Stored data entries
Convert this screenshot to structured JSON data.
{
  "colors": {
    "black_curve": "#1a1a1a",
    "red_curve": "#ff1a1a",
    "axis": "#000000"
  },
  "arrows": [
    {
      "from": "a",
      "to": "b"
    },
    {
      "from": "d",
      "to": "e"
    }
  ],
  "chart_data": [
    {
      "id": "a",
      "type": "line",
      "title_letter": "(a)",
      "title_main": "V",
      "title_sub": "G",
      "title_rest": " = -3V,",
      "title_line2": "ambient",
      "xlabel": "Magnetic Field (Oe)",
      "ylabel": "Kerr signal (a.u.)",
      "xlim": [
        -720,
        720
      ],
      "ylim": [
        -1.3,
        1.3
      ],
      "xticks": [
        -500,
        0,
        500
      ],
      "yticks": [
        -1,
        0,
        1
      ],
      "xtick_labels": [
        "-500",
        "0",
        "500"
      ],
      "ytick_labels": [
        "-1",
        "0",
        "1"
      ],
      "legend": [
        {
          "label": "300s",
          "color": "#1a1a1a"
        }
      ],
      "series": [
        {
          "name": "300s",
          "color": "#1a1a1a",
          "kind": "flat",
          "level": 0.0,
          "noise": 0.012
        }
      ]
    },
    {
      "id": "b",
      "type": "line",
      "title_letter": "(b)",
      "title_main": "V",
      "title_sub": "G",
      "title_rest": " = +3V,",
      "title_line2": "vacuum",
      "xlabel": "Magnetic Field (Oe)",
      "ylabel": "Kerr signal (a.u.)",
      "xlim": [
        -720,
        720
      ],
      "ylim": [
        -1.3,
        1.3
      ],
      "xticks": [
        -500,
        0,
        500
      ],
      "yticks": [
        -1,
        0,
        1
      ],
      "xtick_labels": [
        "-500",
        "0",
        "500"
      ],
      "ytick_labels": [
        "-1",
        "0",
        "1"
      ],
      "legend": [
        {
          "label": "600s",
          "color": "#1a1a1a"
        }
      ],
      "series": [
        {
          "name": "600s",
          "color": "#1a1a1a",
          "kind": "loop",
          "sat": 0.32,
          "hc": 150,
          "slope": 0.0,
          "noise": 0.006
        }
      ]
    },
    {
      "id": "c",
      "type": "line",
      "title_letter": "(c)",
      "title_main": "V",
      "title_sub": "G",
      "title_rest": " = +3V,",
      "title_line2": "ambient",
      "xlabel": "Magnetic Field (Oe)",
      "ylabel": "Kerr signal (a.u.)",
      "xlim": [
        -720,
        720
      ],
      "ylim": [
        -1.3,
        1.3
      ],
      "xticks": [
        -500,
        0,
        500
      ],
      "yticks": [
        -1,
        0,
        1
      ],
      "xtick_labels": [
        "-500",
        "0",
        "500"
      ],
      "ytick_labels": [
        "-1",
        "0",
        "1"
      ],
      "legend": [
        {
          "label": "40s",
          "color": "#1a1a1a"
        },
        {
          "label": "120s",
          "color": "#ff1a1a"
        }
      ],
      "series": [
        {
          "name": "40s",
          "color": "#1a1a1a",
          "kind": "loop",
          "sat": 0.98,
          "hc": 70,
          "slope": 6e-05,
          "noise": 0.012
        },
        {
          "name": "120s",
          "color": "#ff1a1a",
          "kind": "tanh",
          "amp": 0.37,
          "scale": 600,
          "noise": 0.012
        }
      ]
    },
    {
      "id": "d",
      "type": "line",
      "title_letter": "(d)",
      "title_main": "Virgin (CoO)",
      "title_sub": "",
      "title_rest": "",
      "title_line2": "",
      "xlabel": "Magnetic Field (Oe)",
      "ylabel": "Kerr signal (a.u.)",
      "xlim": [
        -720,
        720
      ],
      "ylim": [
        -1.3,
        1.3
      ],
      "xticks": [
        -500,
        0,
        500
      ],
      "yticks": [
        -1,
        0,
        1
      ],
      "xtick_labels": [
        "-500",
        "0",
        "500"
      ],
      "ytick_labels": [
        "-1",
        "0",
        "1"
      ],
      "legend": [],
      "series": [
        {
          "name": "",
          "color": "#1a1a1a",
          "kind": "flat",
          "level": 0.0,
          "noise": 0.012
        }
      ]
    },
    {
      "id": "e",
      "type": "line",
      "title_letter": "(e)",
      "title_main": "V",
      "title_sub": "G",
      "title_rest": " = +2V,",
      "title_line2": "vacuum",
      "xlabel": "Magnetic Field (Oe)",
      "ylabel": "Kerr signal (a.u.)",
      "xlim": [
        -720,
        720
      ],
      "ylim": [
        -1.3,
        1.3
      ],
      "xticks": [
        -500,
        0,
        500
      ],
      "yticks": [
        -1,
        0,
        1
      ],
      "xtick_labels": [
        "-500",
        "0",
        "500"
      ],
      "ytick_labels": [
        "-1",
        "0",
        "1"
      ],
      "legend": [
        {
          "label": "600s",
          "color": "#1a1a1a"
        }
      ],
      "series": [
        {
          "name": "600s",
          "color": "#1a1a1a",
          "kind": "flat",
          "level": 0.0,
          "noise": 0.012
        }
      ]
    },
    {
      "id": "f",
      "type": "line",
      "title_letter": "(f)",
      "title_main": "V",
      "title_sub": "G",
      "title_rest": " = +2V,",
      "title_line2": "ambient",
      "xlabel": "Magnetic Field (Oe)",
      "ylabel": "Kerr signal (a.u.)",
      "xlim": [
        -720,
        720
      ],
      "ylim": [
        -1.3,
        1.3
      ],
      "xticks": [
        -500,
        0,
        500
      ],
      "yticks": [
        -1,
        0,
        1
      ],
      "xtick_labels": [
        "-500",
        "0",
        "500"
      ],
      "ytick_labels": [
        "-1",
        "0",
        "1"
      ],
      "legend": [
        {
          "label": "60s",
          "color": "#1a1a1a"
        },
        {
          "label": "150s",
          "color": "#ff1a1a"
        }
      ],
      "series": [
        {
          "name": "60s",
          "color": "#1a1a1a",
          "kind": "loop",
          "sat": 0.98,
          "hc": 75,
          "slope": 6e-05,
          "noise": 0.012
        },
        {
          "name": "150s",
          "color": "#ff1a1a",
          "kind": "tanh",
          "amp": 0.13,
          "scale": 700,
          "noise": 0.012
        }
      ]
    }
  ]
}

Stated exercise → Type out the full listing again, exactly as given.

Reply to the exercise →
Convert this screenshot to structured JSON data.
{
  "colors": {
    "black_curve": "#1a1a1a",
    "red_curve": "#ff1a1a",
    "axis": "#000000"
  },
  "arrows": [
    {
      "from": "a",
      "to": "b"
    },
    {
      "from": "d",
      "to": "e"
    }
  ],
  "chart_data": [
    {
      "id": "a",
      "type": "line",
      "title_letter": "(a)",
      "title_main": "V",
      "title_sub": "G",
      "title_rest": " = -3V,",
      "title_line2": "ambient",
      "xlabel": "Magnetic Field (Oe)",
      "ylabel": "Kerr signal (a.u.)",
      "xlim": [
        -720,
        720
      ],
      "ylim": [
        -1.3,
        1.3
      ],
      "xticks": [
        -500,
        0,
        500
      ],
      "yticks": [
        -1,
        0,
        1
      ],
      "xtick_labels": [
        "-500",
        "0",
        "500"
      ],
      "ytick_labels": [
        "-1",
        "0",
        "1"
      ],
      "legend": [
        {
          "label": "300s",
          "color": "#1a1a1a"
        }
      ],
      "series": [
        {
          "name": "300s",
          "color": "#1a1a1a",
          "kind": "flat",
          "level": 0.0,
          "noise": 0.012
        }
      ]
    },
    {
      "id": "b",
      "type": "line",
      "title_letter": "(b)",
      "title_main": "V",
      "title_sub": "G",
      "title_rest": " = +3V,",
      "title_line2": "vacuum",
      "xlabel": "Magnetic Field (Oe)",
      "ylabel": "Kerr signal (a.u.)",
      "xlim": [
        -720,
        720
      ],
      "ylim": [
        -1.3,
        1.3
      ],
      "xticks": [
        -500,
        0,
        500
      ],
      "yticks": [
        -1,
        0,
        1
      ],
      "xtick_labels": [
        "-500",
        "0",
        "500"
      ],
      "ytick_labels": [
        "-1",
        "0",
        "1"
      ],
      "legend": [
        {
          "label": "600s",
          "color": "#1a1a1a"
        }
      ],
      "series": [
        {
          "name": "600s",
          "color": "#1a1a1a",
          "kind": "loop",
          "sat": 0.32,
          "hc": 150,
          "slope": 0.0,
          "noise": 0.006
        }
      ]
    },
    {
      "id": "c",
      "type": "line",
      "title_letter": "(c)",
      "title_main": "V",
      "title_sub": "G",
      "title_rest": " = +3V,",
      "title_line2": "ambient",
      "xlabel": "Magnetic Field (Oe)",
      "ylabel": "Kerr signal (a.u.)",
      "xlim": [
        -720,
        720
      ],
      "ylim": [
        -1.3,
        1.3
      ],
      "xticks": [
        -500,
        0,
        500
      ],
      "yticks": [
        -1,
        0,
        1
      ],
      "xtick_labels": [
        "-500",
        "0",
        "500"
      ],
      "ytick_labels": [
        "-1",
        "0",
        "1"
      ],
      "legend": [
        {
          "label": "40s",
          "color": "#1a1a1a"
        },
        {
          "label": "120s",
          "color": "#ff1a1a"
        }
      ],
      "series": [
        {
          "name": "40s",
          "color": "#1a1a1a",
          "kind": "loop",
          "sat": 0.98,
          "hc": 70,
          "slope": 6e-05,
          "noise": 0.012
        },
        {
          "name": "120s",
          "color": "#ff1a1a",
          "kind": "tanh",
          "amp": 0.37,
          "scale": 600,
          "noise": 0.012
        }
      ]
    },
    {
      "id": "d",
      "type": "line",
      "title_letter": "(d)",
      "title_main": "Virgin (CoO)",
      "title_sub": "",
      "title_rest": "",
      "title_line2": "",
      "xlabel": "Magnetic Field (Oe)",
      "ylabel": "Kerr signal (a.u.)",
      "xlim": [
        -720,
        720
      ],
      "ylim": [
        -1.3,
        1.3
      ],
      "xticks": [
        -500,
        0,
        500
      ],
      "yticks": [
        -1,
        0,
        1
      ],
      "xtick_labels": [
        "-500",
        "0",
        "500"
      ],
      "ytick_labels": [
        "-1",
        "0",
        "1"
      ],
      "legend": [],
      "series": [
        {
          "name": "",
          "color": "#1a1a1a",
          "kind": "flat",
          "level": 0.0,
          "noise": 0.012
        }
      ]
    },
    {
      "id": "e",
      "type": "line",
      "title_letter": "(e)",
      "title_main": "V",
      "title_sub": "G",
      "title_rest": " = +2V,",
      "title_line2": "vacuum",
      "xlabel": "Magnetic Field (Oe)",
      "ylabel": "Kerr signal (a.u.)",
      "xlim": [
        -720,
        720
      ],
      "ylim": [
        -1.3,
        1.3
      ],
      "xticks": [
        -500,
        0,
        500
      ],
      "yticks": [
        -1,
        0,
        1
      ],
      "xtick_labels": [
        "-500",
        "0",
        "500"
      ],
      "ytick_labels": [
        "-1",
        "0",
        "1"
      ],
      "legend": [
        {
          "label": "600s",
          "color": "#1a1a1a"
        }
      ],
      "series": [
        {
          "name": "600s",
          "color": "#1a1a1a",
          "kind": "flat",
          "level": 0.0,
          "noise": 0.012
        }
      ]
    },
    {
      "id": "f",
      "type": "line",
      "title_letter": "(f)",
      "title_main": "V",
      "title_sub": "G",
      "title_rest": " = +2V,",
      "title_line2": "ambient",
      "xlabel": "Magnetic Field (Oe)",
      "ylabel": "Kerr signal (a.u.)",
      "xlim": [
        -720,
        720
      ],
      "ylim": [
        -1.3,
        1.3
      ],
      "xticks": [
        -500,
        0,
        500
      ],
      "yticks": [
        -1,
        0,
        1
      ],
      "xtick_labels": [
        "-500",
        "0",
        "500"
      ],
      "ytick_labels": [
        "-1",
        "0",
        "1"
      ],
      "legend": [
        {
          "label": "60s",
          "color": "#1a1a1a"
        },
        {
          "label": "150s",
          "color": "#ff1a1a"
        }
      ],
      "series": [
        {
          "name": "60s",
          "color": "#1a1a1a",
          "kind": "loop",
          "sat": 0.98,
          "hc": 75,
          "slope": 6e-05,
          "noise": 0.012
        },
        {
          "name": "150s",
          "color": "#ff1a1a",
          "kind": "tanh",
          "amp": 0.13,
          "scale": 700,
          "noise": 0.012
        }
      ]
    }
  ]
}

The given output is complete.